YOUR OBJECTIVE: What you return should match every record exactly, with the images removed.

Extracted records
──────────────────────────────

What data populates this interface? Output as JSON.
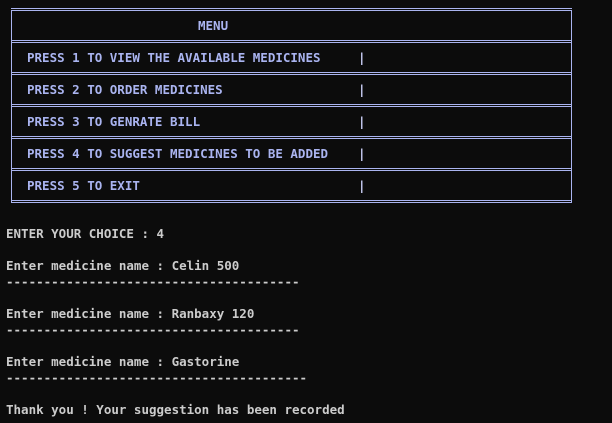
{
  "menu": {
    "title": "MENU",
    "options": [
      "PRESS 1 TO VIEW THE AVAILABLE MEDICINES",
      "PRESS 2 TO ORDER MEDICINES",
      "PRESS 3 TO GENRATE BILL",
      "PRESS 4 TO SUGGEST MEDICINES TO BE ADDED",
      "PRESS 5 TO EXIT"
    ],
    "option_pipe": "|"
  },
  "console": {
    "choice_prompt": "ENTER YOUR CHOICE : ",
    "choice_value": "4",
    "entries": [
      {
        "prompt": "Enter medicine name : ",
        "value": "Celin 500",
        "separator": "---------------------------------------"
      },
      {
        "prompt": "Enter medicine name : ",
        "value": "Ranbaxy 120",
        "separator": "---------------------------------------"
      },
      {
        "prompt": "Enter medicine name : ",
        "value": "Gastorine",
        "separator": "----------------------------------------"
      }
    ],
    "final_message": "Thank you ! Your suggestion has been recorded"
  },
  "colors": {
    "background": "#0c0c0c",
    "menu_border": "#aab4f0",
    "menu_text": "#aab4f0",
    "console_text": "#cccccc"
  }
}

──────────────────────────────

CORRECT RESPONSE:
What data populates this interface? Output as JSON.
{
  "menu": {
    "title": "MENU",
    "options": [
      "PRESS 1 TO VIEW THE AVAILABLE MEDICINES",
      "PRESS 2 TO ORDER MEDICINES",
      "PRESS 3 TO GENRATE BILL",
      "PRESS 4 TO SUGGEST MEDICINES TO BE ADDED",
      "PRESS 5 TO EXIT"
    ],
    "option_pipe": "|"
  },
  "console": {
    "choice_prompt": "ENTER YOUR CHOICE : ",
    "choice_value": "4",
    "entries": [
      {
        "prompt": "Enter medicine name : ",
        "value": "Celin 500",
        "separator": "---------------------------------------"
      },
      {
        "prompt": "Enter medicine name : ",
        "value": "Ranbaxy 120",
        "separator": "---------------------------------------"
      },
      {
        "prompt": "Enter medicine name : ",
        "value": "Gastorine",
        "separator": "----------------------------------------"
      }
    ],
    "final_message": "Thank you ! Your suggestion has been recorded"
  },
  "colors": {
    "background": "#0c0c0c",
    "menu_border": "#aab4f0",
    "menu_text": "#aab4f0",
    "console_text": "#cccccc"
  }
}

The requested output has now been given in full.